§ **DATASET CONTENT**
##########

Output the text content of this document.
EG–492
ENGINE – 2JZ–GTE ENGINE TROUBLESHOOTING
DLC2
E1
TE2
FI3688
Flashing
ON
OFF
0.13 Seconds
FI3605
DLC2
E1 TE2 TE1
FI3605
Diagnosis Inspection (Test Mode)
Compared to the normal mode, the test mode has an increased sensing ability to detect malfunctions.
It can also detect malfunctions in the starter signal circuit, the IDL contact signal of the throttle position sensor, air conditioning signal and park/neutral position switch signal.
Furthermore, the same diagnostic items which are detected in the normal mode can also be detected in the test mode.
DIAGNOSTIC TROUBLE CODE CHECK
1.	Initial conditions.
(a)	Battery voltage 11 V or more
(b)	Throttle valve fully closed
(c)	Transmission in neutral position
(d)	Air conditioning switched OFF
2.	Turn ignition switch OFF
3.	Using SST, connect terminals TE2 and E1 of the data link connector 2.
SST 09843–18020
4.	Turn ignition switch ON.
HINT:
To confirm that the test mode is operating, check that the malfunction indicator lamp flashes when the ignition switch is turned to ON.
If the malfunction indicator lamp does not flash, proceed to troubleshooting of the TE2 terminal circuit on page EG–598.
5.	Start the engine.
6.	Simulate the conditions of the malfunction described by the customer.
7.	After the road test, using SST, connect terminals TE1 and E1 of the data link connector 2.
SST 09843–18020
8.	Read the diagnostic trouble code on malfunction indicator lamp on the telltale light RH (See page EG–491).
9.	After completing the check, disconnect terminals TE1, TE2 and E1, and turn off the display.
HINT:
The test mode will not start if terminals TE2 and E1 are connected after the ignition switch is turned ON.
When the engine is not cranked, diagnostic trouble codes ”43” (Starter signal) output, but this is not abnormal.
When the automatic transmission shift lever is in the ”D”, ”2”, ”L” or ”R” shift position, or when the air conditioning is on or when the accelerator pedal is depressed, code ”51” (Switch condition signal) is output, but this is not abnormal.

##########

§ **GOAL OF THE EXERCISE**
Your reply is one number: how many lines of the records above contain the word "neutral".

§ **THE COMPLETED TASK**
2